-- START SUPPLIED RECORDS --

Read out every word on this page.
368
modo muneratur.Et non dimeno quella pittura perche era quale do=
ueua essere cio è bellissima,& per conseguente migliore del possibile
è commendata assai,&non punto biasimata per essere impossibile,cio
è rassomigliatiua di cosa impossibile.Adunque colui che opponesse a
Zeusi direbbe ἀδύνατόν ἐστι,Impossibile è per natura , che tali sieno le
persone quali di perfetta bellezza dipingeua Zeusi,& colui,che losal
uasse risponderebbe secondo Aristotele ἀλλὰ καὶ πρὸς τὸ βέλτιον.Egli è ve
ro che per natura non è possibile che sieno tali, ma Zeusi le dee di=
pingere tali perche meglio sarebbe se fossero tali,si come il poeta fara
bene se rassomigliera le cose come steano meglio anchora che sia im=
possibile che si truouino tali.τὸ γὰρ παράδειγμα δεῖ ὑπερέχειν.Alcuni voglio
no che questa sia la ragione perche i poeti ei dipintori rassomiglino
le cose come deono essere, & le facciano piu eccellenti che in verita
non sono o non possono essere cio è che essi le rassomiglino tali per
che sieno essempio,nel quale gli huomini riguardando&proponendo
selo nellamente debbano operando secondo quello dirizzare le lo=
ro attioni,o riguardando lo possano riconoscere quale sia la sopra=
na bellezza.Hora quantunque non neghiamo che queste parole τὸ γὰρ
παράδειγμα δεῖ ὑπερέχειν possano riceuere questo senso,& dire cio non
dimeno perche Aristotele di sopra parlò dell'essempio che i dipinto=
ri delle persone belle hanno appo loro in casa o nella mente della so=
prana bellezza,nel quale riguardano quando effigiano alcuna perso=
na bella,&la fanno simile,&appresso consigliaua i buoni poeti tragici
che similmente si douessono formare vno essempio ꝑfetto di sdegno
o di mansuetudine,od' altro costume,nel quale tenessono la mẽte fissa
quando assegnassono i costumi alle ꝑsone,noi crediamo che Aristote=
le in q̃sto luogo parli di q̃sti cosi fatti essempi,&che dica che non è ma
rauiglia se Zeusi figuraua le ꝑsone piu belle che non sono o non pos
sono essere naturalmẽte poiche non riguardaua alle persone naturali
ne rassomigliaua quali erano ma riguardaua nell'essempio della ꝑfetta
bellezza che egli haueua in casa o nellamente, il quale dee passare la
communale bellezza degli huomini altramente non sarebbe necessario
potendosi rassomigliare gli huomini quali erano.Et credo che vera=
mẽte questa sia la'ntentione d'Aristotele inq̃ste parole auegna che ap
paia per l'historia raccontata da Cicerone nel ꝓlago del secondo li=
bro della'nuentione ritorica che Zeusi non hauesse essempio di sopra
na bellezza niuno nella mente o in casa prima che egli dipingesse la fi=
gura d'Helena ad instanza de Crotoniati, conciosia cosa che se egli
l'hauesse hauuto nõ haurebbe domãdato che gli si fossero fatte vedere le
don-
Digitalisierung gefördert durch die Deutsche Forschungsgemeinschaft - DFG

-- END SUPPLIED RECORDS --

STATED TASK –
Each line of the material should be duplicated exactly, please.

REPLY TO THE TASK –
Read out every word on this page.
368
modo muneratur.Et non dimeno quella pittura perche era quale do=
ueua essere cio è bellissima,& per conseguente migliore del possibile
è commendata assai,&non punto biasimata per essere impossibile,cio
è rassomigliatiua di cosa impossibile.Adunque colui che opponesse a
Zeusi direbbe ἀδύνατόν ἐστι,Impossibile è per natura , che tali sieno le
persone quali di perfetta bellezza dipingeua Zeusi,& colui,che losal
uasse risponderebbe secondo Aristotele ἀλλὰ καὶ πρὸς τὸ βέλτιον.Egli è ve
ro che per natura non è possibile che sieno tali, ma Zeusi le dee di=
pingere tali perche meglio sarebbe se fossero tali,si come il poeta fara
bene se rassomigliera le cose come steano meglio anchora che sia im=
possibile che si truouino tali.τὸ γὰρ παράδειγμα δεῖ ὑπερέχειν.Alcuni voglio
no che questa sia la ragione perche i poeti ei dipintori rassomiglino
le cose come deono essere, & le facciano piu eccellenti che in verita
non sono o non possono essere cio è che essi le rassomiglino tali per
che sieno essempio,nel quale gli huomini riguardando&proponendo
selo nellamente debbano operando secondo quello dirizzare le lo=
ro attioni,o riguardando lo possano riconoscere quale sia la sopra=
na bellezza.Hora quantunque non neghiamo che queste parole τὸ γὰρ
παράδειγμα δεῖ ὑπερέχειν possano riceuere questo senso,& dire cio non
dimeno perche Aristotele di sopra parlò dell'essempio che i dipinto=
ri delle persone belle hanno appo loro in casa o nella mente della so=
prana bellezza,nel quale riguardano quando effigiano alcuna perso=
na bella,&la fanno simile,&appresso consigliaua i buoni poeti tragici
che similmente si douessono formare vno essempio ꝑfetto di sdegno
o di mansuetudine,od' altro costume,nel quale tenessono la mẽte fissa
quando assegnassono i costumi alle ꝑsone,noi crediamo che Aristote=
le in q̃sto luogo parli di q̃sti cosi fatti essempi,&che dica che non è ma
rauiglia se Zeusi figuraua le ꝑsone piu belle che non sono o non pos
sono essere naturalmẽte poiche non riguardaua alle persone naturali
ne rassomigliaua quali erano ma riguardaua nell'essempio della ꝑfetta
bellezza che egli haueua in casa o nellamente, il quale dee passare la
communale bellezza degli huomini altramente non sarebbe necessario
potendosi rassomigliare gli huomini quali erano.Et credo che vera=
mẽte questa sia la'ntentione d'Aristotele inq̃ste parole auegna che ap
paia per l'historia raccontata da Cicerone nel ꝓlago del secondo li=
bro della'nuentione ritorica che Zeusi non hauesse essempio di sopra
na bellezza niuno nella mente o in casa prima che egli dipingesse la fi=
gura d'Helena ad instanza de Crotoniati, conciosia cosa che se egli
l'hauesse hauuto nõ haurebbe domãdato che gli si fossero fatte vedere le
don-
Digitalisierung gefördert durch die Deutsche Forschungsgemeinschaft - DFG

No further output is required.